[Records from a dataset]
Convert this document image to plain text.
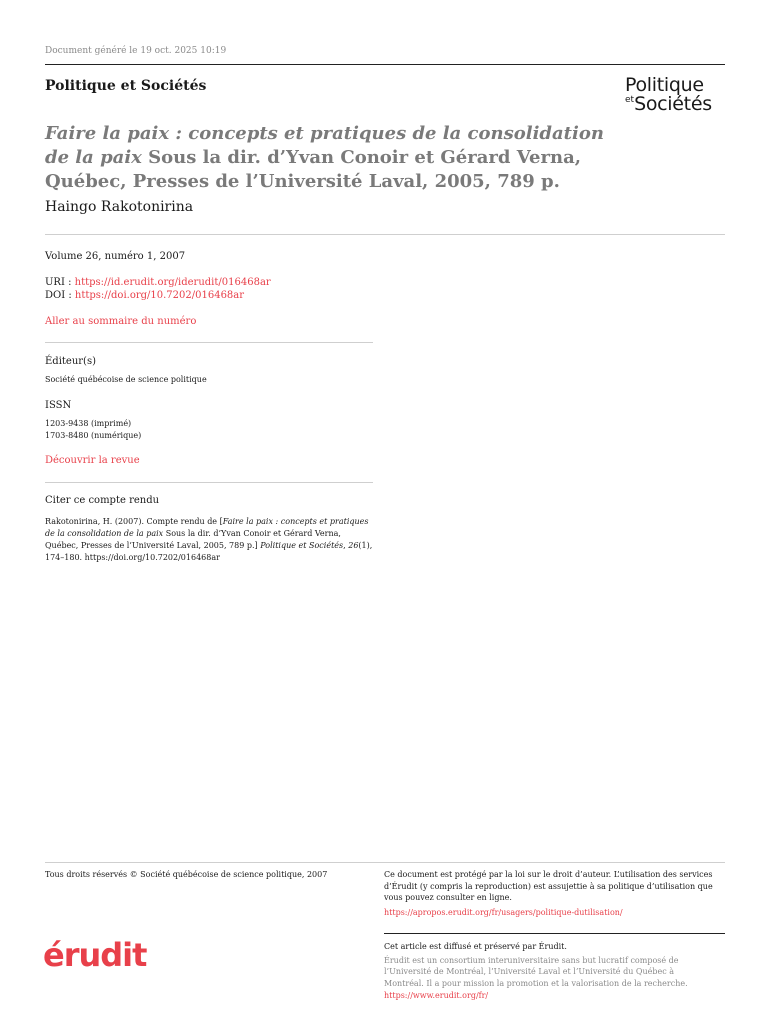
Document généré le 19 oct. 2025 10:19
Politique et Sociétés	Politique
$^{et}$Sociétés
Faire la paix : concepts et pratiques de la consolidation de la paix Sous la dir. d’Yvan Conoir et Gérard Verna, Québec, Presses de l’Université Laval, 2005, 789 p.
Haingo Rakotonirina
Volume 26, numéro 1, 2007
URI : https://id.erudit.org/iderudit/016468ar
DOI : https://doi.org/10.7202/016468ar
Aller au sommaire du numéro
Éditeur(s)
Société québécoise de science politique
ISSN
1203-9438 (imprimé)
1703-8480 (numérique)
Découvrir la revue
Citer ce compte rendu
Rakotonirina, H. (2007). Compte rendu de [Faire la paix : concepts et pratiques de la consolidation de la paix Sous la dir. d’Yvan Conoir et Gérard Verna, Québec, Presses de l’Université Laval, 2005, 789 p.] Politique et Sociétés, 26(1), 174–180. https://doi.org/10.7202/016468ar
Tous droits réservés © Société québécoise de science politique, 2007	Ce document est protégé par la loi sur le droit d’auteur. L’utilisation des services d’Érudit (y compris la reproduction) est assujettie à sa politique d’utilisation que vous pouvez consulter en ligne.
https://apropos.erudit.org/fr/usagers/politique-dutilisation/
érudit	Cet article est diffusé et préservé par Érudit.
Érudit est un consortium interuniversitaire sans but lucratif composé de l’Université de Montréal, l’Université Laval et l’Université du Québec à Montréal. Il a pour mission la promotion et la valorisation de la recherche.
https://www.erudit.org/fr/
==
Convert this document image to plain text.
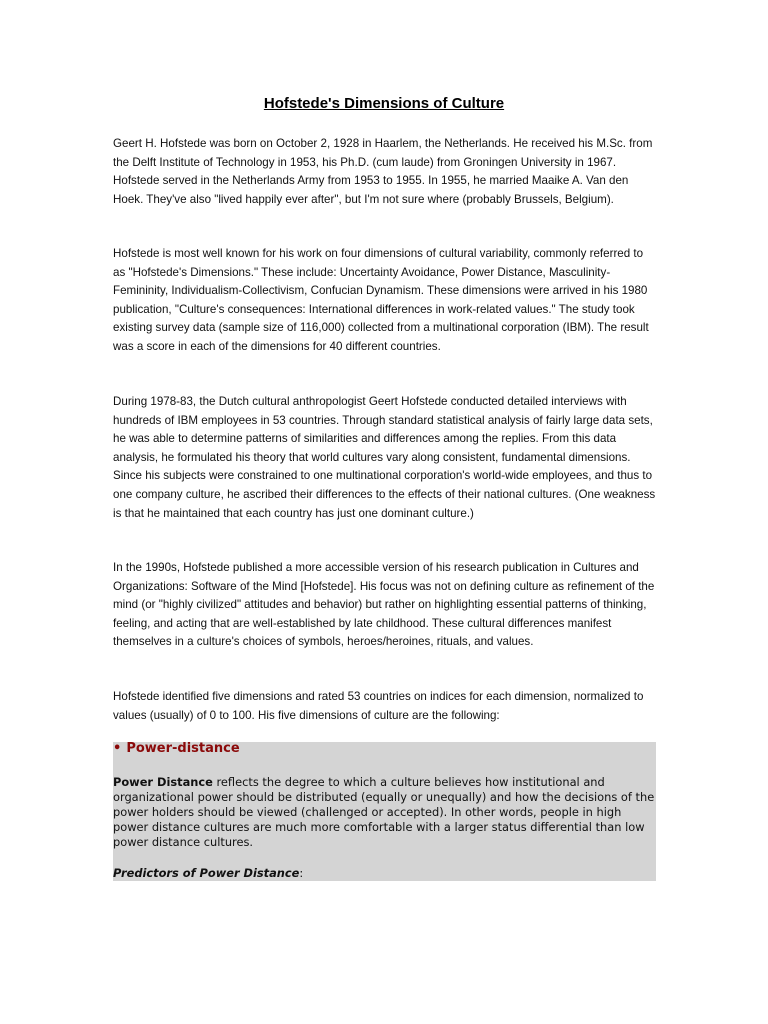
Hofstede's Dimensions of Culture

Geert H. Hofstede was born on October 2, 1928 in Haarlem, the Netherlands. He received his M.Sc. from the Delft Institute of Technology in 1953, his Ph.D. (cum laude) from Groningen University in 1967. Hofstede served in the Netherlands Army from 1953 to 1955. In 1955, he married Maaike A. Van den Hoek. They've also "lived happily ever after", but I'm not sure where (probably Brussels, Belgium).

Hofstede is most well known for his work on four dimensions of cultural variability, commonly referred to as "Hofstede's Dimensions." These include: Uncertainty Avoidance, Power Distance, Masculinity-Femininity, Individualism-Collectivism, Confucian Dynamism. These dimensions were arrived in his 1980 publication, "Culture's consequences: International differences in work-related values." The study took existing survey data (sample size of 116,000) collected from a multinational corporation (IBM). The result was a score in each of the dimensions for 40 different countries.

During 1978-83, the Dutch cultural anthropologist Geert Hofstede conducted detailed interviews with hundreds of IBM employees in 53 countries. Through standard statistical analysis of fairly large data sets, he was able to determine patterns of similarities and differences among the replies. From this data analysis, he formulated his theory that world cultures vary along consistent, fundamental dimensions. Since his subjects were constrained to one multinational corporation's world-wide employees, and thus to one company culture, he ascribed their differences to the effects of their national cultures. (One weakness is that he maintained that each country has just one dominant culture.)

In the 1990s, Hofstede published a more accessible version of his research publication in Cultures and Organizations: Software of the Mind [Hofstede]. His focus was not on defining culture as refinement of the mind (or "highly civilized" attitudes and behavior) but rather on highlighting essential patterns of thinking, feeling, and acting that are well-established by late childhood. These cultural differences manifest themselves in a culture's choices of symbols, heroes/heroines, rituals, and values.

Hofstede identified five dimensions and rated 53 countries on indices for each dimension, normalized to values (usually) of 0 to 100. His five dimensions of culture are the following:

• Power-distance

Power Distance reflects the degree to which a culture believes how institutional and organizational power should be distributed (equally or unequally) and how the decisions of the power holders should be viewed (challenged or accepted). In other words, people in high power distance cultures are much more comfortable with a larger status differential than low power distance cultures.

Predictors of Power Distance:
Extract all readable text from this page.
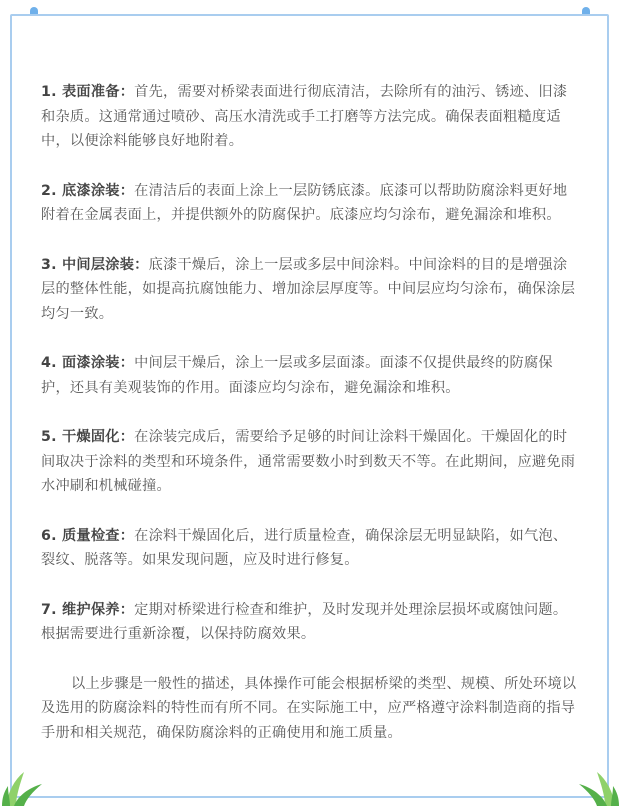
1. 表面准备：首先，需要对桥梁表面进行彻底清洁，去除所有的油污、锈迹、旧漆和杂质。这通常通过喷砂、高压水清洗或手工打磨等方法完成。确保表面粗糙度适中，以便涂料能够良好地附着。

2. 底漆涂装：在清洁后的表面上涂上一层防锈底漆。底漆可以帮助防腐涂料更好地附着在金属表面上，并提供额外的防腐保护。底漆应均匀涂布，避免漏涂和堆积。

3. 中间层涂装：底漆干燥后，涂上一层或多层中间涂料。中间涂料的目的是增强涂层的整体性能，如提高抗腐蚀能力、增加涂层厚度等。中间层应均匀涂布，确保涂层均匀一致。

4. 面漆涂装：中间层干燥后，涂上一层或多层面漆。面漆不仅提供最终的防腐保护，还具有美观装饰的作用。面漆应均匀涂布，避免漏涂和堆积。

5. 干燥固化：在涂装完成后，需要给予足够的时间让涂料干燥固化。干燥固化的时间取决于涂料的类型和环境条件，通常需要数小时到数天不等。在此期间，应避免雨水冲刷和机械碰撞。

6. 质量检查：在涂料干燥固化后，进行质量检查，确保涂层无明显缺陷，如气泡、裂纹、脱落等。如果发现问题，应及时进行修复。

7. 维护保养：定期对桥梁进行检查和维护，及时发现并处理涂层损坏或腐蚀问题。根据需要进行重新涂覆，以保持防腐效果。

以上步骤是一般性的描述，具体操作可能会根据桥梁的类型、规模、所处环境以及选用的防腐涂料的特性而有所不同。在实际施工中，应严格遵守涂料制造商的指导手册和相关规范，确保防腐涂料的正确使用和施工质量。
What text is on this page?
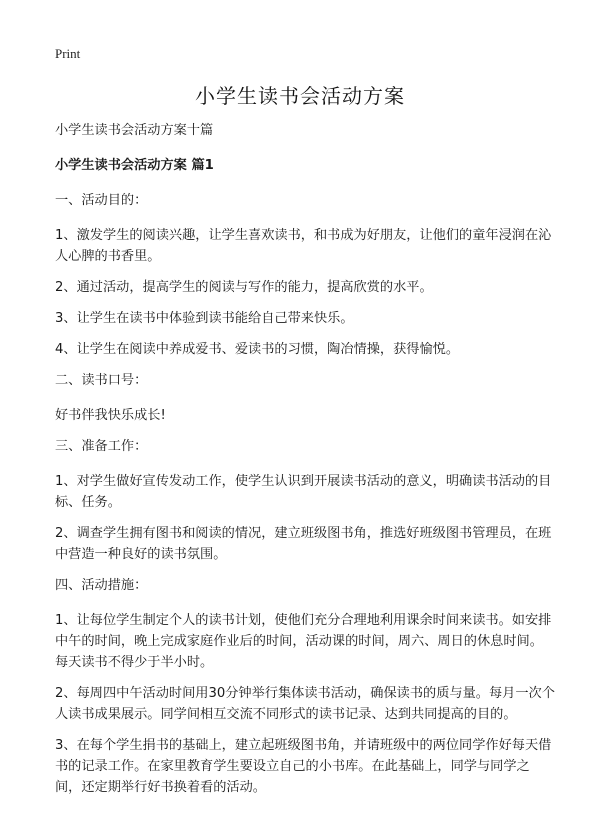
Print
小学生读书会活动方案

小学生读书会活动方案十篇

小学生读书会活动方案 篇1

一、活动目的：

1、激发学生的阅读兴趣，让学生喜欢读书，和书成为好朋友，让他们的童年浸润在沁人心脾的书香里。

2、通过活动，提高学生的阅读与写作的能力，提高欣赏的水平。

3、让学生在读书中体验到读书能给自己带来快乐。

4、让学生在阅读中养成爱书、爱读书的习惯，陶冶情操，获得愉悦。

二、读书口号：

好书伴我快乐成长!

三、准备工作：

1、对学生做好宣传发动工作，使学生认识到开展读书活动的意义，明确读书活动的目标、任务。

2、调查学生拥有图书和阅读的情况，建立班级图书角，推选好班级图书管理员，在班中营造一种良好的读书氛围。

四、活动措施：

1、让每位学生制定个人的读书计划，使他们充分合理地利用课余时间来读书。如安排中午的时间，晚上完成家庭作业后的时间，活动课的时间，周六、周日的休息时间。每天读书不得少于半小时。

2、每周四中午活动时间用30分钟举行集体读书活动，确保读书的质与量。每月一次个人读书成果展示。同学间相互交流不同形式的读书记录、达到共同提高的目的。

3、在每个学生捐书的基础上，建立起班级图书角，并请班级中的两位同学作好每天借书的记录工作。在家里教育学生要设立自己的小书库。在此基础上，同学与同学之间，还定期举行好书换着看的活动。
...
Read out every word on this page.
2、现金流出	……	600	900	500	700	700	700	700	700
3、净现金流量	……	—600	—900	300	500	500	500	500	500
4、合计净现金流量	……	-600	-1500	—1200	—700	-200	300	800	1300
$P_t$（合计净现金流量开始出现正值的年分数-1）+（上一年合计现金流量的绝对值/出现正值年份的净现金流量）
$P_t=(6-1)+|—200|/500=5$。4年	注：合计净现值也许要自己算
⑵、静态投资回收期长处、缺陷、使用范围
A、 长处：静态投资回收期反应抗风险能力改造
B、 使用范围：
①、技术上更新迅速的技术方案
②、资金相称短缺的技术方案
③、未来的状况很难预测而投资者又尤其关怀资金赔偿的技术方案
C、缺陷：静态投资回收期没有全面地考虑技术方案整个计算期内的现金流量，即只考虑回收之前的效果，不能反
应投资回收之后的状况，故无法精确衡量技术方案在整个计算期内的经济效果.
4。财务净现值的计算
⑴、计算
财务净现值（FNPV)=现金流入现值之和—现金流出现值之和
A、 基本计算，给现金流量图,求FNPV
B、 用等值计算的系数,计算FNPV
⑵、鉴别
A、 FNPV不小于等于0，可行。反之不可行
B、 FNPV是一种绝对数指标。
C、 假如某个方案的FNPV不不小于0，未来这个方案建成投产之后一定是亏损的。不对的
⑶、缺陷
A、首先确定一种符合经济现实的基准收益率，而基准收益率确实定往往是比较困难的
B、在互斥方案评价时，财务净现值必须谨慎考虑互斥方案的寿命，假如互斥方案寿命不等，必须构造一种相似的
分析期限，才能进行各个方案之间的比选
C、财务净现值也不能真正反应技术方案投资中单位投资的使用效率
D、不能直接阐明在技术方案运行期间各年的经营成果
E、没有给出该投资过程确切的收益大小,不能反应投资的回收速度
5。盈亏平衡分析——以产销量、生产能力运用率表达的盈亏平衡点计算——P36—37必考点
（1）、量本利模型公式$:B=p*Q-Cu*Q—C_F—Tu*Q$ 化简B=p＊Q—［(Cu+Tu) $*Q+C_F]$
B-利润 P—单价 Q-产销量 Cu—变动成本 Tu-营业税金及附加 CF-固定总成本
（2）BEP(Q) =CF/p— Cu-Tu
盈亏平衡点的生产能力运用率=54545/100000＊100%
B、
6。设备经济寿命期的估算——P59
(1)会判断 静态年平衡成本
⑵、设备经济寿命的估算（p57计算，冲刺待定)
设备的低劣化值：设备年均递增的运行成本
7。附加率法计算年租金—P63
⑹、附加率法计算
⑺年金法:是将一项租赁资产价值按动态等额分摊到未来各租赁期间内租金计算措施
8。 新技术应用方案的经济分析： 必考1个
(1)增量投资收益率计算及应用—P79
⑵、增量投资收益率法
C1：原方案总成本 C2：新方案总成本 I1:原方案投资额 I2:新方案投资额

→ TASK STATEMENT:
Every line that holds the string "science" should be returned.

→ SOLVED EXERCISE:
Société québécoise de science politique
Tous droits réservés © Société québécoise de science politique, 2007	Ce document est protégé par la loi sur le droit d’auteur. L’utilisation des services d’Érudit (y compris la reproduction) est assujettie à sa politique d’utilisation que vous pouvez consulter en ligne.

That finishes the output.